_Task brief_. Report only how many lines hold the word "constantly".

_Data excerpts_.
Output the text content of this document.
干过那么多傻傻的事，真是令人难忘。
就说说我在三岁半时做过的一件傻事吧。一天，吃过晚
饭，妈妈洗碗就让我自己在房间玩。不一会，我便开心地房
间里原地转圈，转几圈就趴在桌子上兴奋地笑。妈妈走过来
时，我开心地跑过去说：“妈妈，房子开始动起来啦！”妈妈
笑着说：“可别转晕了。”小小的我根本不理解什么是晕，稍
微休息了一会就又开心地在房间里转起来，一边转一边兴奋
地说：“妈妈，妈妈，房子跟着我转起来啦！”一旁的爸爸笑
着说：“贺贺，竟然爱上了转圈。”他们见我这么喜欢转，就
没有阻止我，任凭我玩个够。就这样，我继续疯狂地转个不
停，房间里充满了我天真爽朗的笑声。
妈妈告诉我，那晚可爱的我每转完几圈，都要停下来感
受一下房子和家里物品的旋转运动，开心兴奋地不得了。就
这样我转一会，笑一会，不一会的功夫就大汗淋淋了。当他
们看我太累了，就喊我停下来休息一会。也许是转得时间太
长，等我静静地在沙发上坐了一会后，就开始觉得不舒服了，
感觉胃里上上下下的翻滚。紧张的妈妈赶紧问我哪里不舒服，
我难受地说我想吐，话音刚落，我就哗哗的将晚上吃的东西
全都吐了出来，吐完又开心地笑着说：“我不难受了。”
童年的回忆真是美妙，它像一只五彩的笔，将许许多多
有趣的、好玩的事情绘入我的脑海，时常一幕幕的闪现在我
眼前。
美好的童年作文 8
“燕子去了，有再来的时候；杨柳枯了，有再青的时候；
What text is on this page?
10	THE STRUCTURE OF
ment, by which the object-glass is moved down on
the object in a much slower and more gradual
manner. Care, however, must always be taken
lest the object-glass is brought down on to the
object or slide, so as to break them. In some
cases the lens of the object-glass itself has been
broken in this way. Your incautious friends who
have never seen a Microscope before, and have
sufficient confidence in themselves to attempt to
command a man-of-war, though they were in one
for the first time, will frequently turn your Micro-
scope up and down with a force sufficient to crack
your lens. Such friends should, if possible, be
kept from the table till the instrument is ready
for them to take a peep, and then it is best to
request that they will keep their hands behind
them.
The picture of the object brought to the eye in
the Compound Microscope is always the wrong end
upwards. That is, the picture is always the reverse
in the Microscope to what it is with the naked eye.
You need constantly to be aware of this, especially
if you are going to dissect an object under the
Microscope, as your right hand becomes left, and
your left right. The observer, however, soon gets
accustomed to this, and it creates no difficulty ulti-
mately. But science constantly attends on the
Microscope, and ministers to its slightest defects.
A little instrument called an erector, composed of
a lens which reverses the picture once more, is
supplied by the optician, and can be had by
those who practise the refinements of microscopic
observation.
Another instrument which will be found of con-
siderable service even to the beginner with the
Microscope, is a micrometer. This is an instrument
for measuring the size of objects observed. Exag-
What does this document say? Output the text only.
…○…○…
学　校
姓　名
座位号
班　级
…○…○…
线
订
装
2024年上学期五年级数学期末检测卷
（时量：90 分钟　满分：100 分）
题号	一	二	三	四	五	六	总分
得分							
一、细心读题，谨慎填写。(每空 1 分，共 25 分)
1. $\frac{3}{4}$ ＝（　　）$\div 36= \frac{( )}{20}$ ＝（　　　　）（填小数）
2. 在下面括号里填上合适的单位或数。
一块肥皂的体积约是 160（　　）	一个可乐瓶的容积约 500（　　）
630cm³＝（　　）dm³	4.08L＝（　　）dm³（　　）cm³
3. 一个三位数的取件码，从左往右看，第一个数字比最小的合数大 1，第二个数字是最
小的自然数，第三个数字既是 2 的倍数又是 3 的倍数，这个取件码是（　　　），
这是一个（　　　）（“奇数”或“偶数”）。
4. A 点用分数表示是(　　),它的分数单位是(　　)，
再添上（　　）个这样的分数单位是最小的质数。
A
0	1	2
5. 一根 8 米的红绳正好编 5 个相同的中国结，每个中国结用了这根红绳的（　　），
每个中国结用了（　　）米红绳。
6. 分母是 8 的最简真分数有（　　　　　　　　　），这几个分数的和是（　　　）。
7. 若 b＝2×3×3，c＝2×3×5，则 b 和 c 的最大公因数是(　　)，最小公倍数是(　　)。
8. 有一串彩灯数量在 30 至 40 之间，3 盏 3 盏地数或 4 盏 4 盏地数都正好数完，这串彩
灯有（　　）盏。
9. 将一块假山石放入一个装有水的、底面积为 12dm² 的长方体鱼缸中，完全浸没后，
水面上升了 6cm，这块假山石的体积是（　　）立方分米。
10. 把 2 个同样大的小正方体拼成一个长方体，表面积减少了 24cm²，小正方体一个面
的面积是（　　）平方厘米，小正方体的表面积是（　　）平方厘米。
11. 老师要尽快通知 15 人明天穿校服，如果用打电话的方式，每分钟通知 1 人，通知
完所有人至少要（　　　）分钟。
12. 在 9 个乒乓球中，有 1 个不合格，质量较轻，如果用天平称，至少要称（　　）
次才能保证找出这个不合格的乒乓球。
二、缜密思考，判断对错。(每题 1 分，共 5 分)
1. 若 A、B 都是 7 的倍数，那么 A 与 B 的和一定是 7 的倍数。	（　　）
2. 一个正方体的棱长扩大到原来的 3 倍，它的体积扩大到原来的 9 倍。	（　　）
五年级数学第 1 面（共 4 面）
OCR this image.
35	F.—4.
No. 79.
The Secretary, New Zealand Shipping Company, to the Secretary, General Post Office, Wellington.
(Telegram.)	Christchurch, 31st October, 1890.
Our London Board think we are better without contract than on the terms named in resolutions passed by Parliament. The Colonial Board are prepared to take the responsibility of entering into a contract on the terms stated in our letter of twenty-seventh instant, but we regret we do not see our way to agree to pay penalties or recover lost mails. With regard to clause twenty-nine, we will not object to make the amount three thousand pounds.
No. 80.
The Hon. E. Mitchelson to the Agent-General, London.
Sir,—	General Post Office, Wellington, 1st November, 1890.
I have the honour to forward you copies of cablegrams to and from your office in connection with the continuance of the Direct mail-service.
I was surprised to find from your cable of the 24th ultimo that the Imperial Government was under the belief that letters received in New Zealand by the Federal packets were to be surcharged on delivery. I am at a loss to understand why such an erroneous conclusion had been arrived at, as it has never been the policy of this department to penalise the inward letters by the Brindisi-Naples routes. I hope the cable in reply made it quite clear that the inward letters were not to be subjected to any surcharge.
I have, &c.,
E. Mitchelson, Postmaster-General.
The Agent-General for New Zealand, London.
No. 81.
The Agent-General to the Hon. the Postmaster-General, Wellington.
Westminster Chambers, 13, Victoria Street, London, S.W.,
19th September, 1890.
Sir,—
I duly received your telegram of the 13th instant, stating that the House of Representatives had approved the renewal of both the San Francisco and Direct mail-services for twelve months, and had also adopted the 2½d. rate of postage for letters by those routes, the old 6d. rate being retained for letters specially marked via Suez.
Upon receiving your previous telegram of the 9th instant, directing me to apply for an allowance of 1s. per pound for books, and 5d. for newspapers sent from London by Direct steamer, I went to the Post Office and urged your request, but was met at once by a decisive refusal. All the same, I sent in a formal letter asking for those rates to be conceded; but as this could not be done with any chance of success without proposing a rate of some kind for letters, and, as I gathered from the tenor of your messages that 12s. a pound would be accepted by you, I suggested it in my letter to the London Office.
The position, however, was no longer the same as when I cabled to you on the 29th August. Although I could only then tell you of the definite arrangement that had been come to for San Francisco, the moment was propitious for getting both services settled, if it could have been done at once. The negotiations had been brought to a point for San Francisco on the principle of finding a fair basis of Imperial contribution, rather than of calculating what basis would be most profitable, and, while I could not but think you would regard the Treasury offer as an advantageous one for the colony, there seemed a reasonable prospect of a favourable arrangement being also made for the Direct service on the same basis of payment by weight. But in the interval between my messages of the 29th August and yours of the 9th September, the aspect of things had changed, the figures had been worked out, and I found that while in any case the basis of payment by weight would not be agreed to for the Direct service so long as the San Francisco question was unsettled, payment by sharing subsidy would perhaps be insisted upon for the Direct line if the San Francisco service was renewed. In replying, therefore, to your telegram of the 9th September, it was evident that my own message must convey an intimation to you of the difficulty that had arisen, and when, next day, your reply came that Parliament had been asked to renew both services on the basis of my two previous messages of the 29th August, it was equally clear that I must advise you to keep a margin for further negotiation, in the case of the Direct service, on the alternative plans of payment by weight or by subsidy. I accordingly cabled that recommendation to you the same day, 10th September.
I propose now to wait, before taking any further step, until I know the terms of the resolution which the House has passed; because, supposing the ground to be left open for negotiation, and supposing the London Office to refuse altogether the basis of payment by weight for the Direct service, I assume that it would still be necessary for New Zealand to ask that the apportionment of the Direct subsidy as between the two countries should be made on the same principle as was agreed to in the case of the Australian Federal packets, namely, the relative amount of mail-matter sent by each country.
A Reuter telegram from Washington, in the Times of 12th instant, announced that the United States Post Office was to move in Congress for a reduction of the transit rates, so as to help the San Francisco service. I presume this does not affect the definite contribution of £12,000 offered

_Solution for this problem_. 2